REQUIRED TASKS>
• A. In the blog post about the Los Angeles garment district, what was the writer hunting for on the trip there?
• B. Extend the blog post about the Los Angeles garment district, picking up right after its final sentence.

DOCUMENT EXCERPT>
┄┄┄┄┄┄┄┄┄┄
Tuesday, July 19, 2005

Vignettes from a Los Angeles afternoon

Yesterday was my drive friends around for errands day. Took Em to the body shop to get his car fixed, and then took Suze to the airport at midnight to receive her boyfriend. The poor fellow's arrival got delayed by several hours due to some airline glitches (yes he did arrive after all). So today, I decided to explore the garment district a bit, hunting cheap sunglasses and clothes. The Los Angeles Garment District (sometimes parts are called Fashion District) covers a huge swathe of the city's downtown, reflecting the importance of the garment indsutry in the city's economy. A lot of the small scale garment manufacture still takes place in LA, notwithstanding the avalanche of Made in China in the malls. And this is where a number of major fashion institutes and wholesale marts are located and every merchandiser worth her COH jeans has to come here to browse samples. Which actually makes for a very interesting mix, where stores selling very expensive, distressed chic clothing jostle for space with $5 T-shirt stores and knock-off sunglasses.

So in the midst of all the Hispanic and Iranian storeowners, and mostly Hispanic store employees, you see these very tall, thin women, almost too delicately poised on stilettos, wearing trends that would probably appear in next month's Vogue. Some are fashion students, some aspiring models. Some of their outfits looked like they took hours and several shopping expeditions to put together. The place has a very lively, busy feel to it, and Em thinks of it as a slice of Third World in the midst of LA, and certainly the area would not be out of place in a busy shopping district anywhere in South Asia.
┄┄┄┄┄┄┄┄┄┄
SUPPLIED RECORDS>
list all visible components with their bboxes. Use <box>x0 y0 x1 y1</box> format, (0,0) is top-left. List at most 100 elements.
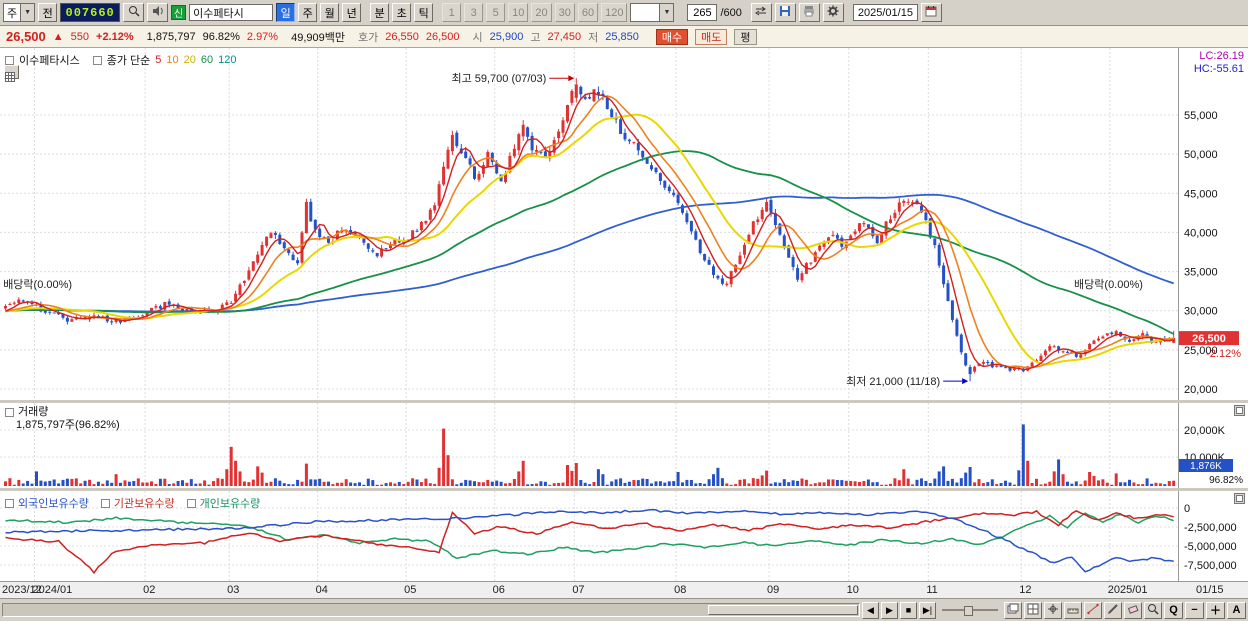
pencil-icon <box>1107 603 1119 617</box>
avg-button[interactable]: 평 <box>734 28 757 45</box>
x-axis-label: 2025/01 <box>1107 584 1148 596</box>
cascade-windows-button[interactable] <box>1004 601 1022 619</box>
turnover-pct: 2.97% <box>246 30 279 43</box>
zoom-area-button[interactable] <box>1144 601 1162 619</box>
price-chart[interactable]: 55,00050,00045,00040,00035,00030,00025,0… <box>0 48 1248 400</box>
institution-legend: 기관보유수량 <box>113 498 175 510</box>
svg-text:20,000K: 20,000K <box>1184 425 1226 437</box>
bar-count-input[interactable] <box>687 4 718 21</box>
price-change-pct: +2.12% <box>96 30 134 43</box>
scroll-right-button[interactable]: ▶ <box>881 601 898 619</box>
chevron-down-icon: ▼ <box>659 4 674 21</box>
trendline-button[interactable] <box>1084 601 1102 619</box>
zoom-mode-button[interactable]: Q <box>1164 601 1183 619</box>
asset-type-combo[interactable]: 주 ▼ <box>3 3 36 22</box>
x-axis-label: 04 <box>315 584 328 596</box>
bid-price: 26,500 <box>425 30 460 43</box>
legend-square-icon <box>186 498 196 508</box>
split-layout-button[interactable] <box>1024 601 1042 619</box>
minute-20-button[interactable]: 20 <box>531 3 552 22</box>
legend-square-icon <box>100 498 110 508</box>
minute-1-button[interactable]: 1 <box>442 3 462 22</box>
erase-button[interactable] <box>1124 601 1142 619</box>
low-label: 저 <box>588 31 599 44</box>
chart-type-weekly-button[interactable]: 주 <box>298 3 318 22</box>
zoom-slider[interactable] <box>942 604 998 616</box>
zoom-out-button[interactable]: − <box>1185 601 1204 619</box>
search-button[interactable] <box>123 3 145 22</box>
new-stock-badge: 신 <box>171 5 187 20</box>
ruler-button[interactable] <box>1064 601 1082 619</box>
minute-30-button[interactable]: 30 <box>554 3 575 22</box>
legend-square-icon <box>5 408 14 417</box>
speaker-icon <box>152 5 164 20</box>
zoom-in-button[interactable]: ＋ <box>1206 601 1225 619</box>
volume-ratio: 96.82% <box>202 30 240 43</box>
chart-type-yearly-button[interactable]: 년 <box>342 3 362 22</box>
foreign-legend: 외국인보유수량 <box>18 498 89 510</box>
ma10-legend: 10 <box>166 54 179 66</box>
stock-code-input[interactable] <box>60 3 121 22</box>
svg-text:-2.12%: -2.12% <box>1206 348 1241 360</box>
lc-value: LC:26.19 <box>1199 50 1244 62</box>
minute-3-button[interactable]: 3 <box>464 3 484 22</box>
chart-type-minute-button[interactable]: 분 <box>370 3 390 22</box>
svg-text:35,000: 35,000 <box>1184 267 1218 279</box>
volume-panel-expand-button[interactable] <box>1234 405 1245 416</box>
compare-button[interactable] <box>750 3 772 22</box>
indicator-grid-button[interactable] <box>4 65 19 82</box>
magnifier-icon <box>1147 603 1159 617</box>
svg-text:30,000: 30,000 <box>1184 306 1218 318</box>
scroll-end-button[interactable]: ▶| <box>919 601 936 619</box>
minute-10-button[interactable]: 10 <box>508 3 529 22</box>
settings-button[interactable] <box>822 3 844 22</box>
chart-type-monthly-button[interactable]: 월 <box>320 3 340 22</box>
x-axis-label: 05 <box>404 584 417 596</box>
print-button[interactable] <box>798 3 820 22</box>
sell-button[interactable]: 매도 <box>695 28 728 45</box>
x-axis: 01/15 2023/12 2024/01 02 03 04 05 06 07 08 09 10 11… <box>0 581 1248 598</box>
calendar-button[interactable] <box>920 3 942 22</box>
voice-button[interactable] <box>147 3 169 22</box>
auto-scale-button[interactable]: A <box>1227 601 1246 619</box>
minute-120-button[interactable]: 120 <box>601 3 628 22</box>
svg-text:96.82%: 96.82% <box>1209 475 1243 486</box>
minute-5-button[interactable]: 5 <box>486 3 506 22</box>
svg-text:최저 21,000 (11/18): 최저 21,000 (11/18) <box>846 375 940 388</box>
crosshair-button[interactable] <box>1044 601 1062 619</box>
compare-arrows-icon <box>755 5 767 20</box>
chart-type-daily-button[interactable]: 일 <box>276 3 296 22</box>
svg-text:55,000: 55,000 <box>1184 110 1218 122</box>
scrollbar-thumb[interactable] <box>708 605 858 615</box>
save-chart-button[interactable] <box>774 3 796 22</box>
legend-square-icon <box>5 55 14 65</box>
prev-day-compare-button[interactable]: 전 <box>38 3 58 22</box>
ma120-legend: 120 <box>218 54 237 66</box>
crosshair-icon <box>1047 603 1059 617</box>
date-field[interactable]: 2025/01/15 <box>852 4 918 21</box>
playback-stop-button[interactable]: ■ <box>900 601 917 619</box>
up-arrow-icon: ▲ <box>52 30 64 43</box>
minute-60-button[interactable]: 60 <box>577 3 599 22</box>
svg-text:배당락(0.00%): 배당락(0.00%) <box>3 278 72 291</box>
chart-type-second-button[interactable]: 초 <box>392 3 412 22</box>
volume-legend: 거래량 1,875,797주(96.82%) <box>5 406 120 432</box>
buy-button[interactable]: 매수 <box>655 28 689 45</box>
ma5-legend: 5 <box>155 54 162 66</box>
custom-minute-combo[interactable]: ▼ <box>630 3 675 22</box>
calendar-icon <box>925 5 937 20</box>
zoom-slider-thumb[interactable] <box>964 606 973 616</box>
high-price: 27,450 <box>547 30 582 43</box>
chart-type-tick-button[interactable]: 틱 <box>414 3 434 22</box>
draw-button[interactable] <box>1104 601 1122 619</box>
scroll-left-button[interactable]: ◀ <box>862 601 879 619</box>
svg-text:최고 59,700 (07/03): 최고 59,700 (07/03) <box>451 72 546 85</box>
horizontal-scrollbar[interactable] <box>2 603 860 617</box>
x-axis-end-label: 01/15 <box>1196 584 1224 596</box>
chart-area: 55,000 50,000 45,000 40,000 35,000 30,000 25,0… <box>0 48 1248 598</box>
svg-text:20,000: 20,000 <box>1184 384 1218 396</box>
low-price: 25,850 <box>605 30 639 43</box>
holdings-panel-expand-button[interactable] <box>1234 493 1245 504</box>
ask-price: 26,550 <box>385 30 419 43</box>
volume-chart[interactable]: 20,000K10,000K1,876K96.82% <box>0 403 1248 488</box>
┄┄┄┄┄┄┄┄┄┄
EXERCISE RESULTS>
• A. Cheap sunglasses and clothes.

• B.
For me what's very striking is the sheer number of Iranian immigrant store owners. Farsi is the language you hear the most after Spanish in this area. The very delectable fall-out of such an arrangement is that one of the best Iranian kebab joints, Downtown Kebab is located smack in the midst of the Garment District. The kebabs are better than anything that even the poshest Iranian restaurant in LA serves up (yes, they are even better than Shehrzad), but the place flies under the radar of the LA food critics, so not too many people outside the Garment district know about it. It is wildly popular with the storeowners though, and we've had to wait almost 30 minutes for food in the past.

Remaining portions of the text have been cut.